:: What this task involves ::
Below are the records. Restate word for word every line from the one that contains "Convert this chart" through the final line, both included.

:: Record set ::
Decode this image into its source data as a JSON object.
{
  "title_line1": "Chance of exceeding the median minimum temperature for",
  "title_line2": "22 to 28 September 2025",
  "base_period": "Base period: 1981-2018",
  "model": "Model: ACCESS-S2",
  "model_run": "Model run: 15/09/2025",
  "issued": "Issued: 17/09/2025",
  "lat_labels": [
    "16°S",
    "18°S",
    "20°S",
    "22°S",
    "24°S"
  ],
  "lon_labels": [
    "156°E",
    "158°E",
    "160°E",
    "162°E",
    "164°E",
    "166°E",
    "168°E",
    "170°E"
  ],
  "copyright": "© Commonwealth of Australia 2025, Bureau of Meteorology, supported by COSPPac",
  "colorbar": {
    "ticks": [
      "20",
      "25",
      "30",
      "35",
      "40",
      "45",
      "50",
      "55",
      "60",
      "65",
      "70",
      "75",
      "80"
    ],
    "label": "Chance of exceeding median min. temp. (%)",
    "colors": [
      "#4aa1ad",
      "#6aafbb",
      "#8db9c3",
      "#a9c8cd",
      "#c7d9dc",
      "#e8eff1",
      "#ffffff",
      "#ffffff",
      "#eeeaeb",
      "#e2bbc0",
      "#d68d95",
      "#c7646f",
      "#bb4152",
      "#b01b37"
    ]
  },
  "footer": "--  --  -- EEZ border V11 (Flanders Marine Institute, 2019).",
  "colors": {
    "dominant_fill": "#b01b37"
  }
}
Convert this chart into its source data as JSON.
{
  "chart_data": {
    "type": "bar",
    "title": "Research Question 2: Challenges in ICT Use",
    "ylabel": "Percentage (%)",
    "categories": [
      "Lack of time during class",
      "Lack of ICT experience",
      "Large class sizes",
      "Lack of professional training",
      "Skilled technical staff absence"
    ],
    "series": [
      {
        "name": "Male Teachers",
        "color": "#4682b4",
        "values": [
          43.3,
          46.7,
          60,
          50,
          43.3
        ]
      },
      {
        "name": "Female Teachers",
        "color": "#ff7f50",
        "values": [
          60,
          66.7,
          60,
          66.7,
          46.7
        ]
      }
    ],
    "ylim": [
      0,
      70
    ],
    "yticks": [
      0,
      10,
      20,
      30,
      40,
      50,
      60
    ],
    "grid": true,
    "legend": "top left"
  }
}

:: Solved exercise ::
Convert this chart into its source data as JSON.
{
  "chart_data": {
    "type": "bar",
    "title": "Research Question 2: Challenges in ICT Use",
    "ylabel": "Percentage (%)",
    "categories": [
      "Lack of time during class",
      "Lack of ICT experience",
      "Large class sizes",
      "Lack of professional training",
      "Skilled technical staff absence"
    ],
    "series": [
      {
        "name": "Male Teachers",
        "color": "#4682b4",
        "values": [
          43.3,
          46.7,
          60,
          50,
          43.3
        ]
      },
      {
        "name": "Female Teachers",
        "color": "#ff7f50",
        "values": [
          60,
          66.7,
          60,
          66.7,
          46.7
        ]
      }
    ],
    "ylim": [
      0,
      70
    ],
    "yticks": [
      0,
      10,
      20,
      30,
      40,
      50,
      60
    ],
    "grid": true,
    "legend": "top left"
  }
}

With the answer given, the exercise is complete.